Short problem: Copy out the listing in full, exactly as written, but not its pictures.

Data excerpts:
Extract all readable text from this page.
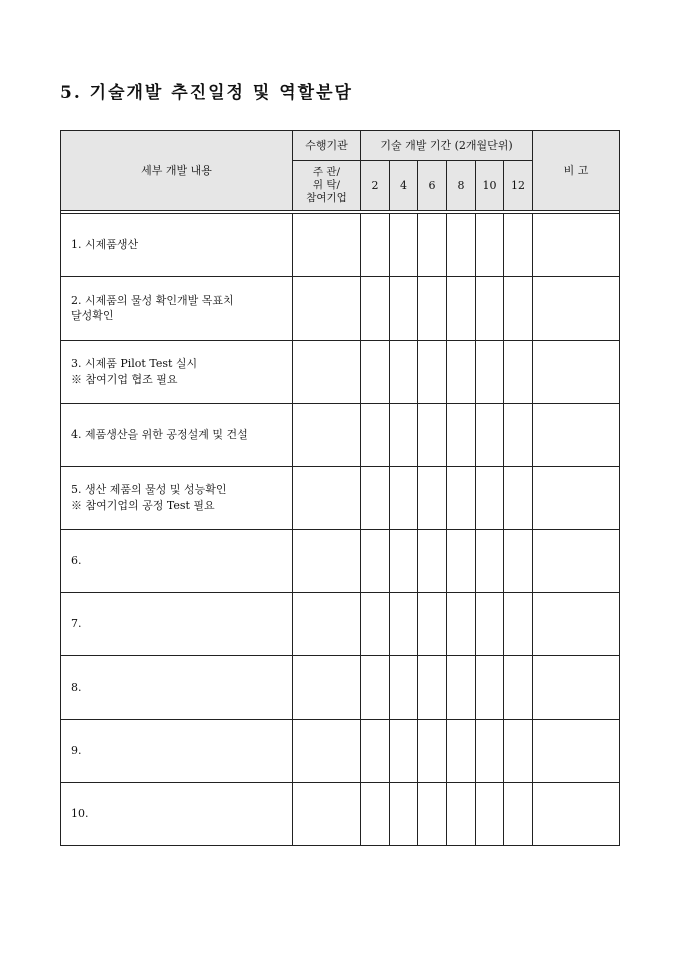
5. 기술개발 추진일정 및 역할분담
세부 개발 내용	수행기관	기술 개발 기간 (2개월단위)						비 고
	주 관/
위 탁/
참여기업	2	4	6	8	10	12	

1. 시제품생산								
2. 시제품의 물성 확인개발 목표치
달성확인								
3. 시제품 Pilot Test 실시
※ 참여기업 협조 필요								
4. 제품생산을 위한 공정설계 및 건설								
5. 생산 제품의 물성 및 성능확인
※ 참여기업의 공정 Test 필요								
6.								
7.								
8.								
9.								
10.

Answer below:
Extract all readable text from this page.
5. 기술개발 추진일정 및 역할분담
세부 개발 내용	수행기관	기술 개발 기간 (2개월단위)						비 고
	주 관/
위 탁/
참여기업	2	4	6	8	10	12	

1. 시제품생산								
2. 시제품의 물성 확인개발 목표치
달성확인								
3. 시제품 Pilot Test 실시
※ 참여기업 협조 필요								
4. 제품생산을 위한 공정설계 및 건설								
5. 생산 제품의 물성 및 성능확인
※ 참여기업의 공정 Test 필요								
6.								
7.								
8.								
9.								
10.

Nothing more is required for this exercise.